INSTRUCTIONS FOR THE TASK:
Copy all the material below, exactly as it stands.

Data listing:
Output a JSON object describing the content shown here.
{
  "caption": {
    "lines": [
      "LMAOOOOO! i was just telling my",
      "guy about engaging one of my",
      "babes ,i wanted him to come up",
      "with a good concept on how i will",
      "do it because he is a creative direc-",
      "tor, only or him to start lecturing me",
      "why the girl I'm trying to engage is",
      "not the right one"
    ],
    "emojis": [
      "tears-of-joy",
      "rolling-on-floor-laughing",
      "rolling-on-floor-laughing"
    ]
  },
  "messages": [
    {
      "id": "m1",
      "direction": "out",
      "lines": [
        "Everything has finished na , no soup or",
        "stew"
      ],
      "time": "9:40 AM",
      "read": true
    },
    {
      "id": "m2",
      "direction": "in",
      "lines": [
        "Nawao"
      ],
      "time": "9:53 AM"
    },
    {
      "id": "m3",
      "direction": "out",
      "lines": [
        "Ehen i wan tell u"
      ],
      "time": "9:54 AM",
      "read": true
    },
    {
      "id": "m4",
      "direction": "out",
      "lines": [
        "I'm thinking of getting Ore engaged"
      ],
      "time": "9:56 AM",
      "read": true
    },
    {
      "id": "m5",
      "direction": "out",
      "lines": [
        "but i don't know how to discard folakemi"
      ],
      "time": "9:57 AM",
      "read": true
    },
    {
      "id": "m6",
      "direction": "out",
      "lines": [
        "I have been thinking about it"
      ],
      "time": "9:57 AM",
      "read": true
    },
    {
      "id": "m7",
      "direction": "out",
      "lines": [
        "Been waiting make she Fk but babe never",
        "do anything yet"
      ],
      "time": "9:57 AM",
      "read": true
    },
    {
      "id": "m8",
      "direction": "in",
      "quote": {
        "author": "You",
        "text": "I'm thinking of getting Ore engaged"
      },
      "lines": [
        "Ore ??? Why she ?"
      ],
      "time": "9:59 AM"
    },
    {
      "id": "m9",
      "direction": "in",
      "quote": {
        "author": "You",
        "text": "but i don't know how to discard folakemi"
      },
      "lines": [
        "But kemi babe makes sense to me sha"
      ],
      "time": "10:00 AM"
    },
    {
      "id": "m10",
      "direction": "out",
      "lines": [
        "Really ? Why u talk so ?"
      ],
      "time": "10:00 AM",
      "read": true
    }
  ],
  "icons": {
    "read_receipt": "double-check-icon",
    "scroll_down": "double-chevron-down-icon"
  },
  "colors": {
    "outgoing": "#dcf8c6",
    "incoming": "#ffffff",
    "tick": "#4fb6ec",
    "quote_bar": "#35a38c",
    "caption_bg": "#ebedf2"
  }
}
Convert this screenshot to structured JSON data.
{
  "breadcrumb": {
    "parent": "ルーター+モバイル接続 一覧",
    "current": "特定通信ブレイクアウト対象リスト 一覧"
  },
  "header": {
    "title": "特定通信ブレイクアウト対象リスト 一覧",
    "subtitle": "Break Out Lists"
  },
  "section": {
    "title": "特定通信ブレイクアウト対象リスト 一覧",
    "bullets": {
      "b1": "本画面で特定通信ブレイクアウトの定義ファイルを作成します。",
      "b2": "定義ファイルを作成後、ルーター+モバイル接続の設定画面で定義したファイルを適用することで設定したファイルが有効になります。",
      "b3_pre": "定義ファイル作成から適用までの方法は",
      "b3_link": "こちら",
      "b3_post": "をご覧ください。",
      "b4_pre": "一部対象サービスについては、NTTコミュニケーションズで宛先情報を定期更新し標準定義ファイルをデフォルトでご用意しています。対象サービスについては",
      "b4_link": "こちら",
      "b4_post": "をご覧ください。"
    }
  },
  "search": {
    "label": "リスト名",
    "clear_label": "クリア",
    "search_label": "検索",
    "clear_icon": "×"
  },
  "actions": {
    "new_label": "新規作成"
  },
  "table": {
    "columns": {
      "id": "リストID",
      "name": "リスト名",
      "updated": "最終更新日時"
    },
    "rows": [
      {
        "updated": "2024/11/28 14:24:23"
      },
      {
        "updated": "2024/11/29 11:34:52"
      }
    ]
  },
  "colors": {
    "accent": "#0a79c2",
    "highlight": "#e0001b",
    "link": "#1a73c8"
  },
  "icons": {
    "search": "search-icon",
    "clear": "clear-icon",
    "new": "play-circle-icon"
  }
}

WRITTEN REPLY:
Output a JSON object describing the content shown here.
{
  "caption": {
    "lines": [
      "LMAOOOOO! i was just telling my",
      "guy about engaging one of my",
      "babes ,i wanted him to come up",
      "with a good concept on how i will",
      "do it because he is a creative direc-",
      "tor, only or him to start lecturing me",
      "why the girl I'm trying to engage is",
      "not the right one"
    ],
    "emojis": [
      "tears-of-joy",
      "rolling-on-floor-laughing",
      "rolling-on-floor-laughing"
    ]
  },
  "messages": [
    {
      "id": "m1",
      "direction": "out",
      "lines": [
        "Everything has finished na , no soup or",
        "stew"
      ],
      "time": "9:40 AM",
      "read": true
    },
    {
      "id": "m2",
      "direction": "in",
      "lines": [
        "Nawao"
      ],
      "time": "9:53 AM"
    },
    {
      "id": "m3",
      "direction": "out",
      "lines": [
        "Ehen i wan tell u"
      ],
      "time": "9:54 AM",
      "read": true
    },
    {
      "id": "m4",
      "direction": "out",
      "lines": [
        "I'm thinking of getting Ore engaged"
      ],
      "time": "9:56 AM",
      "read": true
    },
    {
      "id": "m5",
      "direction": "out",
      "lines": [
        "but i don't know how to discard folakemi"
      ],
      "time": "9:57 AM",
      "read": true
    },
    {
      "id": "m6",
      "direction": "out",
      "lines": [
        "I have been thinking about it"
      ],
      "time": "9:57 AM",
      "read": true
    },
    {
      "id": "m7",
      "direction": "out",
      "lines": [
        "Been waiting make she Fk but babe never",
        "do anything yet"
      ],
      "time": "9:57 AM",
      "read": true
    },
    {
      "id": "m8",
      "direction": "in",
      "quote": {
        "author": "You",
        "text": "I'm thinking of getting Ore engaged"
      },
      "lines": [
        "Ore ??? Why she ?"
      ],
      "time": "9:59 AM"
    },
    {
      "id": "m9",
      "direction": "in",
      "quote": {
        "author": "You",
        "text": "but i don't know how to discard folakemi"
      },
      "lines": [
        "But kemi babe makes sense to me sha"
      ],
      "time": "10:00 AM"
    },
    {
      "id": "m10",
      "direction": "out",
      "lines": [
        "Really ? Why u talk so ?"
      ],
      "time": "10:00 AM",
      "read": true
    }
  ],
  "icons": {
    "read_receipt": "double-check-icon",
    "scroll_down": "double-chevron-down-icon"
  },
  "colors": {
    "outgoing": "#dcf8c6",
    "incoming": "#ffffff",
    "tick": "#4fb6ec",
    "quote_bar": "#35a38c",
    "caption_bg": "#ebedf2"
  }
}
Convert this screenshot to structured JSON data.
{
  "breadcrumb": {
    "parent": "ルーター+モバイル接続 一覧",
    "current": "特定通信ブレイクアウト対象リスト 一覧"
  },
  "header": {
    "title": "特定通信ブレイクアウト対象リスト 一覧",
    "subtitle": "Break Out Lists"
  },
  "section": {
    "title": "特定通信ブレイクアウト対象リスト 一覧",
    "bullets": {
      "b1": "本画面で特定通信ブレイクアウトの定義ファイルを作成します。",
      "b2": "定義ファイルを作成後、ルーター+モバイル接続の設定画面で定義したファイルを適用することで設定したファイルが有効になります。",
      "b3_pre": "定義ファイル作成から適用までの方法は",
      "b3_link": "こちら",
      "b3_post": "をご覧ください。",
      "b4_pre": "一部対象サービスについては、NTTコミュニケーションズで宛先情報を定期更新し標準定義ファイルをデフォルトでご用意しています。対象サービスについては",
      "b4_link": "こちら",
      "b4_post": "をご覧ください。"
    }
  },
  "search": {
    "label": "リスト名",
    "clear_label": "クリア",
    "search_label": "検索",
    "clear_icon": "×"
  },
  "actions": {
    "new_label": "新規作成"
  },
  "table": {
    "columns": {
      "id": "リストID",
      "name": "リスト名",
      "updated": "最終更新日時"
    },
    "rows": [
      {
        "updated": "2024/11/28 14:24:23"
      },
      {
        "updated": "2024/11/29 11:34:52"
      }
    ]
  },
  "colors": {
    "accent": "#0a79c2",
    "highlight": "#e0001b",
    "link": "#1a73c8"
  },
  "icons": {
    "search": "search-icon",
    "clear": "clear-icon",
    "new": "play-circle-icon"
  }
}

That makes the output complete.